- Opening Delimiter -
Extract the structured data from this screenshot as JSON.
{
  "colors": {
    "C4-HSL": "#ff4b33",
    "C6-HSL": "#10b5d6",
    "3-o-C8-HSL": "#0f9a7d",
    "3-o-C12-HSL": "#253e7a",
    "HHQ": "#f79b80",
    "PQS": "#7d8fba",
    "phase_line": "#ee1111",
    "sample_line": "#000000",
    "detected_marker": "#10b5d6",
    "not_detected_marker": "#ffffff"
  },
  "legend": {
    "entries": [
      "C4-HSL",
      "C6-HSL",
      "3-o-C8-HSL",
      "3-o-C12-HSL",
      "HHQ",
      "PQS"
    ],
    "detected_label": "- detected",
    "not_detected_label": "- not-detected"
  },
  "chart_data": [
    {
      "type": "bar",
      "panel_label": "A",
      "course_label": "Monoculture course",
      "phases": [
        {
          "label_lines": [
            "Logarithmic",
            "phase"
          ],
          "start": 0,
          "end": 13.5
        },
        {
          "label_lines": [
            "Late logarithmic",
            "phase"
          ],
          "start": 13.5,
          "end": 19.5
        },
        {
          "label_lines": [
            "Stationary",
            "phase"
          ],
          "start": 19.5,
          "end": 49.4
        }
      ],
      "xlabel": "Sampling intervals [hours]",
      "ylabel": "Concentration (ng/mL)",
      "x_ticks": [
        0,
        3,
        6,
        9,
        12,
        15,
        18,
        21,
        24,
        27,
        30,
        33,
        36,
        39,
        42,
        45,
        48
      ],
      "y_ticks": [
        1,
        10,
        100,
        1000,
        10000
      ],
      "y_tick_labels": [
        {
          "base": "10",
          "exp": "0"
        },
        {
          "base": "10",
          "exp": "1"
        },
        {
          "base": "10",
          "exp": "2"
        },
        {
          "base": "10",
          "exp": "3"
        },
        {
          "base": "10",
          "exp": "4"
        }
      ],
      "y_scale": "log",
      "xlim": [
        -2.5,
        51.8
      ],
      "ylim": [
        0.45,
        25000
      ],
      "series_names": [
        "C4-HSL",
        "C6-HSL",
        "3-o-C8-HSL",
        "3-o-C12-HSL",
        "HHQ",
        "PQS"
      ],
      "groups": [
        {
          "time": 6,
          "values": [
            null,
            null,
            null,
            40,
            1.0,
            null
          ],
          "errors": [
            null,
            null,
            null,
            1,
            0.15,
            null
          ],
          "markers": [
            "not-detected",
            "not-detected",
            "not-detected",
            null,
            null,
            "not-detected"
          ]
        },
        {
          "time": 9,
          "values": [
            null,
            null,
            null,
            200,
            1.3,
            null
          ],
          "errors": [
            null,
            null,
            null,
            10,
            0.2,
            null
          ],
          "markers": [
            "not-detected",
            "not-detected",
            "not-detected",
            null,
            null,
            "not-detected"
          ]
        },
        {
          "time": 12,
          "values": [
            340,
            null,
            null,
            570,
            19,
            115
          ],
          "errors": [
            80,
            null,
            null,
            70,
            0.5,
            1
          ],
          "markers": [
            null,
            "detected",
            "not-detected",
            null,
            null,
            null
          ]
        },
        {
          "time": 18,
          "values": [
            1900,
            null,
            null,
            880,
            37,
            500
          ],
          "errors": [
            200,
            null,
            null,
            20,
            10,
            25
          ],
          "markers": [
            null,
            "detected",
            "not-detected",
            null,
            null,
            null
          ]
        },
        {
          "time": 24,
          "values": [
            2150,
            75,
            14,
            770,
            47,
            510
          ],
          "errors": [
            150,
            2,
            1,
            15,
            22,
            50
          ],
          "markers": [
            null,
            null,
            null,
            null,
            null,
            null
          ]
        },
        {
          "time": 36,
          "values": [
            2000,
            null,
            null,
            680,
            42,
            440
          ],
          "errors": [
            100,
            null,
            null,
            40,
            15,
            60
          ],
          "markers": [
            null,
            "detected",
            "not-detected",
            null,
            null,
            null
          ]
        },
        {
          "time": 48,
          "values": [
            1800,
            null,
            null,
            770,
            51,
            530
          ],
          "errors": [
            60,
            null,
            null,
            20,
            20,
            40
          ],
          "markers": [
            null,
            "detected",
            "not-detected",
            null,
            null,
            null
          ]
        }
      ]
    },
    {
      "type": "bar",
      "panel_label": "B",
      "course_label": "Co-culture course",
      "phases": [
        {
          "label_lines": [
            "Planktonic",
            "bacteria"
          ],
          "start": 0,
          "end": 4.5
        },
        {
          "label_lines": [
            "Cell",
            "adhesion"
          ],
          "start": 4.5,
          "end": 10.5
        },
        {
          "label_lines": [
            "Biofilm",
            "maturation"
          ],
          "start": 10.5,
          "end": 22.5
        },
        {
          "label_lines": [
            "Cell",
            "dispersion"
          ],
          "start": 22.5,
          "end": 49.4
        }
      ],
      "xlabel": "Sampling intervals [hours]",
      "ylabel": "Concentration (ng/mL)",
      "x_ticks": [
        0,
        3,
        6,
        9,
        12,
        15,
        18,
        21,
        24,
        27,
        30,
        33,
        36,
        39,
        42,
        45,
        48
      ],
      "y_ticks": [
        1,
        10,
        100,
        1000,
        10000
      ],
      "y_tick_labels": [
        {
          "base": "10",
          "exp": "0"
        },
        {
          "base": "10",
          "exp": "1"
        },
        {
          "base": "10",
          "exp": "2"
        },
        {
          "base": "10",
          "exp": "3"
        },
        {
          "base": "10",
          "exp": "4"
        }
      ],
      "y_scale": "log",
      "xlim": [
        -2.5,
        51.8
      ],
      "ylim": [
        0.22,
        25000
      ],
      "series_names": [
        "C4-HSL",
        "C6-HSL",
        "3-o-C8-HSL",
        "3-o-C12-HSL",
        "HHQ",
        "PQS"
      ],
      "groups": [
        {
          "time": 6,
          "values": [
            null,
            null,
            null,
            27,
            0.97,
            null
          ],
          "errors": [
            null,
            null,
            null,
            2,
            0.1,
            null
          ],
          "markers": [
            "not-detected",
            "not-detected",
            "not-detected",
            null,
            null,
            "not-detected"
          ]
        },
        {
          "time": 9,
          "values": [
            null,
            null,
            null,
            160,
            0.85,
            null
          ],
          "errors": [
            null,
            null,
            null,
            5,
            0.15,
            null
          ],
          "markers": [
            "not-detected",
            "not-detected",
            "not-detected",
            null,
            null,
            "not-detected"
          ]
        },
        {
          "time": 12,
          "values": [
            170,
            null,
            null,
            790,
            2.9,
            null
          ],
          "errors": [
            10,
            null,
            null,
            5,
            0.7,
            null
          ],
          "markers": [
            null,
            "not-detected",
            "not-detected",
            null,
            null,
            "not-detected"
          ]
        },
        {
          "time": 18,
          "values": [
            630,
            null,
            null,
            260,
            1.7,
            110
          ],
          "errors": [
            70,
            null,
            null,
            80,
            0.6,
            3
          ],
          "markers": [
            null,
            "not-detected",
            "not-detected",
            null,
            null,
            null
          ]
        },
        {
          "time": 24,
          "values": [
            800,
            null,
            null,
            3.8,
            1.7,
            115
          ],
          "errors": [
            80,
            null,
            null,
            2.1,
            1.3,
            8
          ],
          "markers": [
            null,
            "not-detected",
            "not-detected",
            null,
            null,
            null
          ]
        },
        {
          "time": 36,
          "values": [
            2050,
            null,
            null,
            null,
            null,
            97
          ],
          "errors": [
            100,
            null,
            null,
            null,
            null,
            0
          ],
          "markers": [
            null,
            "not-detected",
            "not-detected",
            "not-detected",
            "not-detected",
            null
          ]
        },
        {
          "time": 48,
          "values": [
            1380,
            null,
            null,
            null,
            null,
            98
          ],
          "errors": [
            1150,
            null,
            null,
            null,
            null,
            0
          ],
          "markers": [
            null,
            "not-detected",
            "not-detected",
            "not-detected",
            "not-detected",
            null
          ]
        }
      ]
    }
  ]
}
- Closing Delimiter -
Exercise description
Reply with every line of the material above, unaltered.

Answer to this problem
Extract the structured data from this screenshot as JSON.
{
  "colors": {
    "C4-HSL": "#ff4b33",
    "C6-HSL": "#10b5d6",
    "3-o-C8-HSL": "#0f9a7d",
    "3-o-C12-HSL": "#253e7a",
    "HHQ": "#f79b80",
    "PQS": "#7d8fba",
    "phase_line": "#ee1111",
    "sample_line": "#000000",
    "detected_marker": "#10b5d6",
    "not_detected_marker": "#ffffff"
  },
  "legend": {
    "entries": [
      "C4-HSL",
      "C6-HSL",
      "3-o-C8-HSL",
      "3-o-C12-HSL",
      "HHQ",
      "PQS"
    ],
    "detected_label": "- detected",
    "not_detected_label": "- not-detected"
  },
  "chart_data": [
    {
      "type": "bar",
      "panel_label": "A",
      "course_label": "Monoculture course",
      "phases": [
        {
          "label_lines": [
            "Logarithmic",
            "phase"
          ],
          "start": 0,
          "end": 13.5
        },
        {
          "label_lines": [
            "Late logarithmic",
            "phase"
          ],
          "start": 13.5,
          "end": 19.5
        },
        {
          "label_lines": [
            "Stationary",
            "phase"
          ],
          "start": 19.5,
          "end": 49.4
        }
      ],
      "xlabel": "Sampling intervals [hours]",
      "ylabel": "Concentration (ng/mL)",
      "x_ticks": [
        0,
        3,
        6,
        9,
        12,
        15,
        18,
        21,
        24,
        27,
        30,
        33,
        36,
        39,
        42,
        45,
        48
      ],
      "y_ticks": [
        1,
        10,
        100,
        1000,
        10000
      ],
      "y_tick_labels": [
        {
          "base": "10",
          "exp": "0"
        },
        {
          "base": "10",
          "exp": "1"
        },
        {
          "base": "10",
          "exp": "2"
        },
        {
          "base": "10",
          "exp": "3"
        },
        {
          "base": "10",
          "exp": "4"
        }
      ],
      "y_scale": "log",
      "xlim": [
        -2.5,
        51.8
      ],
      "ylim": [
        0.45,
        25000
      ],
      "series_names": [
        "C4-HSL",
        "C6-HSL",
        "3-o-C8-HSL",
        "3-o-C12-HSL",
        "HHQ",
        "PQS"
      ],
      "groups": [
        {
          "time": 6,
          "values": [
            null,
            null,
            null,
            40,
            1.0,
            null
          ],
          "errors": [
            null,
            null,
            null,
            1,
            0.15,
            null
          ],
          "markers": [
            "not-detected",
            "not-detected",
            "not-detected",
            null,
            null,
            "not-detected"
          ]
        },
        {
          "time": 9,
          "values": [
            null,
            null,
            null,
            200,
            1.3,
            null
          ],
          "errors": [
            null,
            null,
            null,
            10,
            0.2,
            null
          ],
          "markers": [
            "not-detected",
            "not-detected",
            "not-detected",
            null,
            null,
            "not-detected"
          ]
        },
        {
          "time": 12,
          "values": [
            340,
            null,
            null,
            570,
            19,
            115
          ],
          "errors": [
            80,
            null,
            null,
            70,
            0.5,
            1
          ],
          "markers": [
            null,
            "detected",
            "not-detected",
            null,
            null,
            null
          ]
        },
        {
          "time": 18,
          "values": [
            1900,
            null,
            null,
            880,
            37,
            500
          ],
          "errors": [
            200,
            null,
            null,
            20,
            10,
            25
          ],
          "markers": [
            null,
            "detected",
            "not-detected",
            null,
            null,
            null
          ]
        },
        {
          "time": 24,
          "values": [
            2150,
            75,
            14,
            770,
            47,
            510
          ],
          "errors": [
            150,
            2,
            1,
            15,
            22,
            50
          ],
          "markers": [
            null,
            null,
            null,
            null,
            null,
            null
          ]
        },
        {
          "time": 36,
          "values": [
            2000,
            null,
            null,
            680,
            42,
            440
          ],
          "errors": [
            100,
            null,
            null,
            40,
            15,
            60
          ],
          "markers": [
            null,
            "detected",
            "not-detected",
            null,
            null,
            null
          ]
        },
        {
          "time": 48,
          "values": [
            1800,
            null,
            null,
            770,
            51,
            530
          ],
          "errors": [
            60,
            null,
            null,
            20,
            20,
            40
          ],
          "markers": [
            null,
            "detected",
            "not-detected",
            null,
            null,
            null
          ]
        }
      ]
    },
    {
      "type": "bar",
      "panel_label": "B",
      "course_label": "Co-culture course",
      "phases": [
        {
          "label_lines": [
            "Planktonic",
            "bacteria"
          ],
          "start": 0,
          "end": 4.5
        },
        {
          "label_lines": [
            "Cell",
            "adhesion"
          ],
          "start": 4.5,
          "end": 10.5
        },
        {
          "label_lines": [
            "Biofilm",
            "maturation"
          ],
          "start": 10.5,
          "end": 22.5
        },
        {
          "label_lines": [
            "Cell",
            "dispersion"
          ],
          "start": 22.5,
          "end": 49.4
        }
      ],
      "xlabel": "Sampling intervals [hours]",
      "ylabel": "Concentration (ng/mL)",
      "x_ticks": [
        0,
        3,
        6,
        9,
        12,
        15,
        18,
        21,
        24,
        27,
        30,
        33,
        36,
        39,
        42,
        45,
        48
      ],
      "y_ticks": [
        1,
        10,
        100,
        1000,
        10000
      ],
      "y_tick_labels": [
        {
          "base": "10",
          "exp": "0"
        },
        {
          "base": "10",
          "exp": "1"
        },
        {
          "base": "10",
          "exp": "2"
        },
        {
          "base": "10",
          "exp": "3"
        },
        {
          "base": "10",
          "exp": "4"
        }
      ],
      "y_scale": "log",
      "xlim": [
        -2.5,
        51.8
      ],
      "ylim": [
        0.22,
        25000
      ],
      "series_names": [
        "C4-HSL",
        "C6-HSL",
        "3-o-C8-HSL",
        "3-o-C12-HSL",
        "HHQ",
        "PQS"
      ],
      "groups": [
        {
          "time": 6,
          "values": [
            null,
            null,
            null,
            27,
            0.97,
            null
          ],
          "errors": [
            null,
            null,
            null,
            2,
            0.1,
            null
          ],
          "markers": [
            "not-detected",
            "not-detected",
            "not-detected",
            null,
            null,
            "not-detected"
          ]
        },
        {
          "time": 9,
          "values": [
            null,
            null,
            null,
            160,
            0.85,
            null
          ],
          "errors": [
            null,
            null,
            null,
            5,
            0.15,
            null
          ],
          "markers": [
            "not-detected",
            "not-detected",
            "not-detected",
            null,
            null,
            "not-detected"
          ]
        },
        {
          "time": 12,
          "values": [
            170,
            null,
            null,
            790,
            2.9,
            null
          ],
          "errors": [
            10,
            null,
            null,
            5,
            0.7,
            null
          ],
          "markers": [
            null,
            "not-detected",
            "not-detected",
            null,
            null,
            "not-detected"
          ]
        },
        {
          "time": 18,
          "values": [
            630,
            null,
            null,
            260,
            1.7,
            110
          ],
          "errors": [
            70,
            null,
            null,
            80,
            0.6,
            3
          ],
          "markers": [
            null,
            "not-detected",
            "not-detected",
            null,
            null,
            null
          ]
        },
        {
          "time": 24,
          "values": [
            800,
            null,
            null,
            3.8,
            1.7,
            115
          ],
          "errors": [
            80,
            null,
            null,
            2.1,
            1.3,
            8
          ],
          "markers": [
            null,
            "not-detected",
            "not-detected",
            null,
            null,
            null
          ]
        },
        {
          "time": 36,
          "values": [
            2050,
            null,
            null,
            null,
            null,
            97
          ],
          "errors": [
            100,
            null,
            null,
            null,
            null,
            0
          ],
          "markers": [
            null,
            "not-detected",
            "not-detected",
            "not-detected",
            "not-detected",
            null
          ]
        },
        {
          "time": 48,
          "values": [
            1380,
            null,
            null,
            null,
            null,
            98
          ],
          "errors": [
            1150,
            null,
            null,
            null,
            null,
            0
          ],
          "markers": [
            null,
            "not-detected",
            "not-detected",
            "not-detected",
            "not-detected",
            null
          ]
        }
      ]
    }
  ]
}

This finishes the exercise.